Aim of the exercise:
Scan the data. Collect each line that contains the word "IIIB".
_ _ _ _ _
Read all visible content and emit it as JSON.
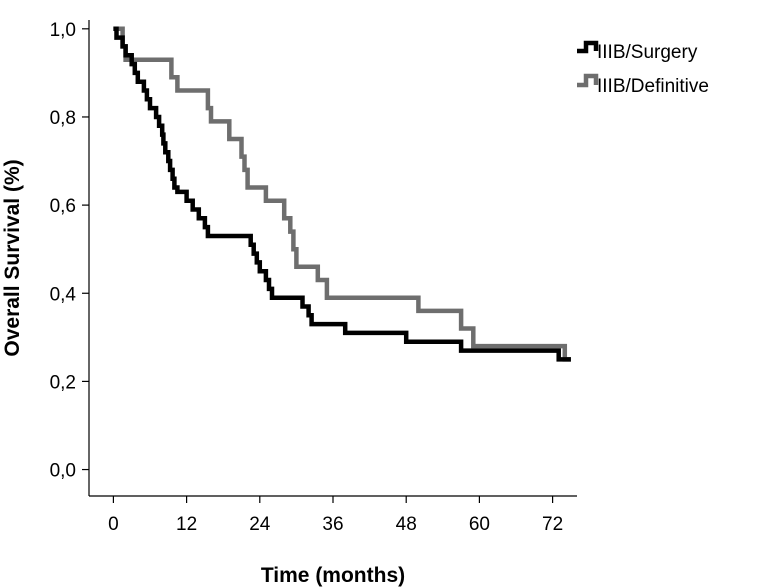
{
  "chart_data": {
    "type": "line",
    "subtype": "kaplan-meier-step",
    "title": "",
    "xlabel": "Time (months)",
    "ylabel": "Overall Survival (%)",
    "xlim": [
      -4,
      76
    ],
    "ylim": [
      -0.06,
      1.02
    ],
    "x_ticks": [
      0,
      12,
      24,
      36,
      48,
      60,
      72
    ],
    "x_tick_labels": [
      "0",
      "12",
      "24",
      "36",
      "48",
      "60",
      "72"
    ],
    "y_ticks": [
      0.0,
      0.2,
      0.4,
      0.6,
      0.8,
      1.0
    ],
    "y_tick_labels": [
      "0,0",
      "0,2",
      "0,4",
      "0,6",
      "0,8",
      "1,0"
    ],
    "grid": false,
    "legend_position": "top-right",
    "series": [
      {
        "name": "IIIB/Surgery",
        "color": "#000000",
        "steps": [
          [
            0,
            1.0
          ],
          [
            0.5,
            0.98
          ],
          [
            1.5,
            0.96
          ],
          [
            2,
            0.94
          ],
          [
            3,
            0.92
          ],
          [
            3.5,
            0.9
          ],
          [
            4,
            0.88
          ],
          [
            5,
            0.86
          ],
          [
            5.5,
            0.84
          ],
          [
            6,
            0.82
          ],
          [
            7,
            0.8
          ],
          [
            7.5,
            0.78
          ],
          [
            8,
            0.76
          ],
          [
            8.2,
            0.74
          ],
          [
            8.5,
            0.72
          ],
          [
            9,
            0.7
          ],
          [
            9.3,
            0.68
          ],
          [
            9.7,
            0.66
          ],
          [
            10,
            0.64
          ],
          [
            10.5,
            0.63
          ],
          [
            12,
            0.61
          ],
          [
            13,
            0.59
          ],
          [
            14,
            0.57
          ],
          [
            15,
            0.55
          ],
          [
            15.5,
            0.53
          ],
          [
            22.5,
            0.51
          ],
          [
            23,
            0.49
          ],
          [
            23.5,
            0.47
          ],
          [
            24,
            0.45
          ],
          [
            25,
            0.43
          ],
          [
            25.5,
            0.41
          ],
          [
            26,
            0.39
          ],
          [
            31,
            0.37
          ],
          [
            32,
            0.35
          ],
          [
            32.5,
            0.33
          ],
          [
            38,
            0.31
          ],
          [
            48,
            0.29
          ],
          [
            57,
            0.27
          ],
          [
            73,
            0.25
          ],
          [
            75,
            0.25
          ]
        ]
      },
      {
        "name": "IIIB/Definitive",
        "color": "#6e6e6e",
        "steps": [
          [
            0,
            1.0
          ],
          [
            1.5,
            0.96
          ],
          [
            2,
            0.93
          ],
          [
            9.5,
            0.89
          ],
          [
            10.5,
            0.86
          ],
          [
            15.5,
            0.82
          ],
          [
            16,
            0.79
          ],
          [
            19,
            0.75
          ],
          [
            21,
            0.71
          ],
          [
            21.5,
            0.68
          ],
          [
            22,
            0.64
          ],
          [
            25,
            0.61
          ],
          [
            28,
            0.57
          ],
          [
            29,
            0.54
          ],
          [
            29.5,
            0.5
          ],
          [
            30,
            0.46
          ],
          [
            33.5,
            0.43
          ],
          [
            35,
            0.39
          ],
          [
            50,
            0.36
          ],
          [
            57,
            0.32
          ],
          [
            59,
            0.28
          ],
          [
            74,
            0.25
          ],
          [
            75,
            0.25
          ]
        ]
      }
    ]
  }
}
_ _ _ _ _
Worked answer:
        "name": "IIIB/Surgery",
        "name": "IIIB/Definitive",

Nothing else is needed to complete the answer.